### PASSAGE TO READ
[This post was created by Jason Howell, Senior Escalation Engineer in the SQL Server Support team specializing in MDS]
SQL Server 2008 R2 Service pack 1 was released in July 2011, as well as CU#1 for Service Pack 1 a few days afterwards, and CU #2 just yesterday August 15th, 2011.
The purpose of this blog is to call out the difference in finding and running the download specifically for Service Pack 1, since it is packaged and extracted differently that Cumulative Updates. Other than the download & extraction steps, it is pretty much the same process as other Cumulative Updates for MDS. Steps 1 and 3 are the main differences here as compared to this this prior blog post.
Installing the Service Pack 1 for MDS requires manual intervention in this release, and running the typical Service Pack 1 setup for the other parts of SQL Server itself is not enough to patch MDS databases and websites.

Collected data
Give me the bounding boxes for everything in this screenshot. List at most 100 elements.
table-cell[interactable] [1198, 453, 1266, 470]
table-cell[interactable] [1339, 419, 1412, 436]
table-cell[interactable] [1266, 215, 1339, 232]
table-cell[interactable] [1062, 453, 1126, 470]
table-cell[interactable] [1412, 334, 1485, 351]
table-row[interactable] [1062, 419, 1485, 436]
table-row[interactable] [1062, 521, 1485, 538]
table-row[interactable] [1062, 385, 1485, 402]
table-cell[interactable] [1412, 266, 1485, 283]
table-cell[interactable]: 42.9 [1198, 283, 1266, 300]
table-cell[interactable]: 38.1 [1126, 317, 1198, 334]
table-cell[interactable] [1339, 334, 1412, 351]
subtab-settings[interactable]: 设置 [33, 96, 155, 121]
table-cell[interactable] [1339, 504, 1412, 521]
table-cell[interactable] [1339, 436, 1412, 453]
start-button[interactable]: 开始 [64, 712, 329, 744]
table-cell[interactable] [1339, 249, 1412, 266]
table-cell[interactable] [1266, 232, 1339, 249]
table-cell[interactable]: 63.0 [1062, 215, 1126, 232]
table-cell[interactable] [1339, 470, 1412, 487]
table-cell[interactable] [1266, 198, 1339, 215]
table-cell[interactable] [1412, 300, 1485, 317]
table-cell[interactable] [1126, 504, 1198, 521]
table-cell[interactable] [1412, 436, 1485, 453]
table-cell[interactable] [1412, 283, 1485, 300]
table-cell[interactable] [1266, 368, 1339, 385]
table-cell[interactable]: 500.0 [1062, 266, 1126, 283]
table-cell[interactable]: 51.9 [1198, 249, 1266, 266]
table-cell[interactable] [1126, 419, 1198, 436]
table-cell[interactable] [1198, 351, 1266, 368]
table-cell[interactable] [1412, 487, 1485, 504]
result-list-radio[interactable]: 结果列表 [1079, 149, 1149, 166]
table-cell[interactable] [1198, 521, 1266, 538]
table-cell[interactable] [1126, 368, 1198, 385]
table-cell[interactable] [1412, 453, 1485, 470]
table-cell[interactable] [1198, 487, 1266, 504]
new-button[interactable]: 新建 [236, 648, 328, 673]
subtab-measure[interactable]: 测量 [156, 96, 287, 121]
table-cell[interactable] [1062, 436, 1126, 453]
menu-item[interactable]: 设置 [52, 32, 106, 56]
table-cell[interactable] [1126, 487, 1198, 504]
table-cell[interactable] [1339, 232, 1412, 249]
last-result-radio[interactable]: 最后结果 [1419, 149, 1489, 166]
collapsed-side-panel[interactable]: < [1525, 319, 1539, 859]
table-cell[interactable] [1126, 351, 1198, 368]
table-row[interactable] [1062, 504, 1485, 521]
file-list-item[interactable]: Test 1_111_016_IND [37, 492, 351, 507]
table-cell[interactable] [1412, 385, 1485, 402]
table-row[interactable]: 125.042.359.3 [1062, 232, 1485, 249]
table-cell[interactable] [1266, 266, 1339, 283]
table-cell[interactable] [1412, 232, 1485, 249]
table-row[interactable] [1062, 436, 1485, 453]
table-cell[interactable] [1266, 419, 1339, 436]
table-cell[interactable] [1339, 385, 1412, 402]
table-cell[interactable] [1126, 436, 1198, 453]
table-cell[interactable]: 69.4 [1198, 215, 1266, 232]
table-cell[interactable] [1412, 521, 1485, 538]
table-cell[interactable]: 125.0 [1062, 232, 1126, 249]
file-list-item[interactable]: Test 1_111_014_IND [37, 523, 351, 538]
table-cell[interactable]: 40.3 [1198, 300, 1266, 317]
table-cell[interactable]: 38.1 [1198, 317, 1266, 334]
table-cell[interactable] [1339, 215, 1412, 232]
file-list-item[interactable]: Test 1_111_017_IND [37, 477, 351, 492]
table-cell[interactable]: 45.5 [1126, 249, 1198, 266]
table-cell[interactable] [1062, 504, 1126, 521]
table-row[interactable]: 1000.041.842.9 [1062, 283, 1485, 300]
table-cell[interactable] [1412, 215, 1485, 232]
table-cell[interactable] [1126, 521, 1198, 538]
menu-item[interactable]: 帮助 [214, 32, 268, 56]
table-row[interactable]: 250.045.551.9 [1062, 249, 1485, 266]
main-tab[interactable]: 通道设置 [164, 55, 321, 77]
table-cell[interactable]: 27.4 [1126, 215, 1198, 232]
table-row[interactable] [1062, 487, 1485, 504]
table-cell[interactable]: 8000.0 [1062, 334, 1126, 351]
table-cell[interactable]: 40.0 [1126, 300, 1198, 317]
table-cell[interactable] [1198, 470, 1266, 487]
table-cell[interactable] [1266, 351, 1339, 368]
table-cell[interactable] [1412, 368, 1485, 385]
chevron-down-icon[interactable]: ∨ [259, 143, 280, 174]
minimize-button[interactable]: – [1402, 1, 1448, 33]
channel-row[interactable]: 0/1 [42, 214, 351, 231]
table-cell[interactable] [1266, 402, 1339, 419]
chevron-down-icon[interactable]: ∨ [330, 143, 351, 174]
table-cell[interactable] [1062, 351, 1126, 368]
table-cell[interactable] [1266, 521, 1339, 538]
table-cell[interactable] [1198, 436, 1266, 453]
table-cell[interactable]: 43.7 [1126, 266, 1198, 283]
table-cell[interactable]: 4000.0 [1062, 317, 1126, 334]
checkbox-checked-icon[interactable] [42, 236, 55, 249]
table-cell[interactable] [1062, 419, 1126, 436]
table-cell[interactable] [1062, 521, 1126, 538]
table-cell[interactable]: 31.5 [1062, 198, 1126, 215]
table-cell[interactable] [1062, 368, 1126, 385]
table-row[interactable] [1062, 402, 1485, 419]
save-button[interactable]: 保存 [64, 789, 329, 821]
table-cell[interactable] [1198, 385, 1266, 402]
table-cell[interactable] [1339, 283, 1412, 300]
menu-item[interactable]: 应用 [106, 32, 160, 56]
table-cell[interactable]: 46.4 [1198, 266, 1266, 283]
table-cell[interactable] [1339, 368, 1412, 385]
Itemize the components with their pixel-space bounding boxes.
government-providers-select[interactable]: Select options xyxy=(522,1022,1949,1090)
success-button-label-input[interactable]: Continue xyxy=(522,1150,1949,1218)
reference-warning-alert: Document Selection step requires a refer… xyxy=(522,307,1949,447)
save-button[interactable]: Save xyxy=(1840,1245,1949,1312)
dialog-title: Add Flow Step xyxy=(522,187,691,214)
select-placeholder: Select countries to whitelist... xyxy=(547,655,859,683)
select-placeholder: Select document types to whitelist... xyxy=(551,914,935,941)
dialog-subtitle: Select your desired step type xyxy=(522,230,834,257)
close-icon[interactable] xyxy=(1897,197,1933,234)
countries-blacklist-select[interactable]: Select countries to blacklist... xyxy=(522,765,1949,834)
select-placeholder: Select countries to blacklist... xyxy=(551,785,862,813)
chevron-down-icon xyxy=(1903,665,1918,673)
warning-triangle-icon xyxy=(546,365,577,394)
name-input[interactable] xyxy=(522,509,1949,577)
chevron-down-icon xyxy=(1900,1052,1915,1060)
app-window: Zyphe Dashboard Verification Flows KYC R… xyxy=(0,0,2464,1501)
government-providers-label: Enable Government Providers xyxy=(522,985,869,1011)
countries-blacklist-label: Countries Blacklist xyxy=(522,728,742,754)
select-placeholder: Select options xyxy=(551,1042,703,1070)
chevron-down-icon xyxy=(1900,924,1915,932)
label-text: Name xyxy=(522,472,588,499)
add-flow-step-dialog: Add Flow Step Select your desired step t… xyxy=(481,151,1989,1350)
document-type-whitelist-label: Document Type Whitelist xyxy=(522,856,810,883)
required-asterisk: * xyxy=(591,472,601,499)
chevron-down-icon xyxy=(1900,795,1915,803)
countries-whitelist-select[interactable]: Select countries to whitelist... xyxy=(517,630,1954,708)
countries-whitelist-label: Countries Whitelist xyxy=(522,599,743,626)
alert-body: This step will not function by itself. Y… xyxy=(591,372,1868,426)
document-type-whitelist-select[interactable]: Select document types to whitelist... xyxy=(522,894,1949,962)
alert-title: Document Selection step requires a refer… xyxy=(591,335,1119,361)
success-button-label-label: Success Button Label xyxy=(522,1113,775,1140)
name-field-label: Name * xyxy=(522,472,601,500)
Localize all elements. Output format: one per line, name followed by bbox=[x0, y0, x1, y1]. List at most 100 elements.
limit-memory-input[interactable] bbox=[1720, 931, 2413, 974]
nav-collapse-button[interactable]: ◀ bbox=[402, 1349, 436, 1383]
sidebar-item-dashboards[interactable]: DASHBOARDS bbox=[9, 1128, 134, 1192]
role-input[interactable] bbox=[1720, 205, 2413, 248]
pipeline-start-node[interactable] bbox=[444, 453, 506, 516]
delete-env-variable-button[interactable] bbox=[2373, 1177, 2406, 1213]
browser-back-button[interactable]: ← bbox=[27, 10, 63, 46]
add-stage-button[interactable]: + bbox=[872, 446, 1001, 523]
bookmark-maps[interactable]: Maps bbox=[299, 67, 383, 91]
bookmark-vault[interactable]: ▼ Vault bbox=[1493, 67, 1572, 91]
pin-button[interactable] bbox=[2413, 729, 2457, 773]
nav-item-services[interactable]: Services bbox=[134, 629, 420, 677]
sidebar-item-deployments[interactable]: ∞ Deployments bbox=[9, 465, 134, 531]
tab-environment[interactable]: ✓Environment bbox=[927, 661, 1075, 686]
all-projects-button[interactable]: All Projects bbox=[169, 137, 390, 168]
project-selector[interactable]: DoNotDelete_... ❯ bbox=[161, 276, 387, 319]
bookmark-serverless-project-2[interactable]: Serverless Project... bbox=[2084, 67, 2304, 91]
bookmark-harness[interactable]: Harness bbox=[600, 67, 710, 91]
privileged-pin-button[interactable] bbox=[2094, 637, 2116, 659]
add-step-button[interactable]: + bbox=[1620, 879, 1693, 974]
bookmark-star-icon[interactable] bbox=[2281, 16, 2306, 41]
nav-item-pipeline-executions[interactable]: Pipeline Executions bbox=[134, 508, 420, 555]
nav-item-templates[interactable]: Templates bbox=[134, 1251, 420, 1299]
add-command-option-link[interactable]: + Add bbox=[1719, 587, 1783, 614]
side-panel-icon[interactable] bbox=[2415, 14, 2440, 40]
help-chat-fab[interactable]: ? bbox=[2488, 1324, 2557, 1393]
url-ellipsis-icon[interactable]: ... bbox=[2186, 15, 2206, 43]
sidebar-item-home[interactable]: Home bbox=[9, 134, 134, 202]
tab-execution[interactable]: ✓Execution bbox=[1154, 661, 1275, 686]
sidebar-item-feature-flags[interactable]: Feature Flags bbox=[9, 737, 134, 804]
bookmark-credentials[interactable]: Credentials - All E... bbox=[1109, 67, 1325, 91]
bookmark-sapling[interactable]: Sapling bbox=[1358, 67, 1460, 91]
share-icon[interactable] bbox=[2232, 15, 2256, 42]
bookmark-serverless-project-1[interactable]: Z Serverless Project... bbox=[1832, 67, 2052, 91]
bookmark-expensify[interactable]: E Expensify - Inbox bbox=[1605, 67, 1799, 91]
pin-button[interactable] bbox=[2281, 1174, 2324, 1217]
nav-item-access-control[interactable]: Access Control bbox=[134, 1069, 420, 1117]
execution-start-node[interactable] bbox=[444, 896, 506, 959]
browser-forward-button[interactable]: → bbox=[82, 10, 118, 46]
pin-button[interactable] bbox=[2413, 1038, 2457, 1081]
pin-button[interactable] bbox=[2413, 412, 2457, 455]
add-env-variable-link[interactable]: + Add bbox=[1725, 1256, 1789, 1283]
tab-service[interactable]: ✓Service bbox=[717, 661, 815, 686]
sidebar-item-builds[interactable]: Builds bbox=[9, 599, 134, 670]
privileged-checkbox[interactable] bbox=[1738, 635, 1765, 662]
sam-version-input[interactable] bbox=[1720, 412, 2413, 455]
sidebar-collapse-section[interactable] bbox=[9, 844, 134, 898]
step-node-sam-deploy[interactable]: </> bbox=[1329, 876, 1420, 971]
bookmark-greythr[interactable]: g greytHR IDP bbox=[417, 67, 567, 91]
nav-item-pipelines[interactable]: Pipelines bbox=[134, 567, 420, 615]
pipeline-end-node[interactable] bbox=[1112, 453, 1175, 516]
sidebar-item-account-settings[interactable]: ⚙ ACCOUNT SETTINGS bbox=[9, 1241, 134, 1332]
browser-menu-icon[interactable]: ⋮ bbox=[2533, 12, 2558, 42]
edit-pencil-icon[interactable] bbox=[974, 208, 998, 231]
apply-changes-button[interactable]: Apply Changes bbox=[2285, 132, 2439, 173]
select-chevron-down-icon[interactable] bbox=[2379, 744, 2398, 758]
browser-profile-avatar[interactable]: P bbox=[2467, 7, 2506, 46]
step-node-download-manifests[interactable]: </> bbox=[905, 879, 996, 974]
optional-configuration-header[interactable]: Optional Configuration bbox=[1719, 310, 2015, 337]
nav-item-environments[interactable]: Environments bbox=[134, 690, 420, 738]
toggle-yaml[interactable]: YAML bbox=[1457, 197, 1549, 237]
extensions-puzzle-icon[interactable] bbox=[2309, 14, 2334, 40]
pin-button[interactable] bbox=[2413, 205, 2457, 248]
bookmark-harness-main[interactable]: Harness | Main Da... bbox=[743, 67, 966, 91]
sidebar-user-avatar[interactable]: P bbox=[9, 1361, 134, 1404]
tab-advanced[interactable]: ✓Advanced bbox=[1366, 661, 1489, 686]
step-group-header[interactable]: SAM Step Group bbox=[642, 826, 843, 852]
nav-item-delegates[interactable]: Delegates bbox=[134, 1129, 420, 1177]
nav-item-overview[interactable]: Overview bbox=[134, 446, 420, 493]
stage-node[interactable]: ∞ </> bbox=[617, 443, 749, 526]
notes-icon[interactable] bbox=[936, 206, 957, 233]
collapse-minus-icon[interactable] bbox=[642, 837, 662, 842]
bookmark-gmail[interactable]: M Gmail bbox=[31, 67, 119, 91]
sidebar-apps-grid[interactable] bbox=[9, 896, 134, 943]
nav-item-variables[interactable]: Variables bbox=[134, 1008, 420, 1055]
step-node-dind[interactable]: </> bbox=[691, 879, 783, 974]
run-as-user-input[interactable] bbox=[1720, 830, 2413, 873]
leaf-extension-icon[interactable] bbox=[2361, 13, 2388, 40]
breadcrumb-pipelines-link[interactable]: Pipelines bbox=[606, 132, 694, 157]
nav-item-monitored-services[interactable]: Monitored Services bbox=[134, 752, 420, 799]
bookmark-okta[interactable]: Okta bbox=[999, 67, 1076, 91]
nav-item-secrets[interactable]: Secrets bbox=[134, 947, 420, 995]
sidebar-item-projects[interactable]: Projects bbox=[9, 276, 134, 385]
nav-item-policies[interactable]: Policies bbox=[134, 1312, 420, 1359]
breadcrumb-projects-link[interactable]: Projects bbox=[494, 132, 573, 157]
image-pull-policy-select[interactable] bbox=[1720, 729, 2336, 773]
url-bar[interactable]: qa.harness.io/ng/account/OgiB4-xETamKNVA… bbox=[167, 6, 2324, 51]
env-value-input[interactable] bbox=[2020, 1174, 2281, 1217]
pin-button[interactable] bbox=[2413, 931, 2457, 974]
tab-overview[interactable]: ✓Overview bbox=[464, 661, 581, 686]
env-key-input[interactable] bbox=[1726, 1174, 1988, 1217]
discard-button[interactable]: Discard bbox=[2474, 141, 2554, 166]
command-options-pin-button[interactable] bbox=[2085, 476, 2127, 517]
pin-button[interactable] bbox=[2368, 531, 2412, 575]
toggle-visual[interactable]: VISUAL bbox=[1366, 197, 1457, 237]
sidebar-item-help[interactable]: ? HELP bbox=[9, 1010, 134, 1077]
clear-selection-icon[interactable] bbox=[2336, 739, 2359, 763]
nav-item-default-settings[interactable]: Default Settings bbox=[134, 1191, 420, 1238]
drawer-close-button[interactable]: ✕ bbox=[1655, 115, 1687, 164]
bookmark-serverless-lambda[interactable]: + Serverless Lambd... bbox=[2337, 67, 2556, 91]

### TASK DETAILS
Answer these questions from the post on installing Service Pack 1 for MDS:
(a) In what month and year was SQL Server 2008 R2 Service Pack 1 released?
(b) Which steps does the post identify as the main differences from the prior blog post?
(c) What does installing Service Pack 1 for MDS require in this release?

### CORRECT RESPONSE
(a) July 2011.
(b) Steps 1 and 3.
(c) Manual intervention. The typical Service Pack 1 setup for the other parts of SQL Server is not enough to patch MDS databases and websites.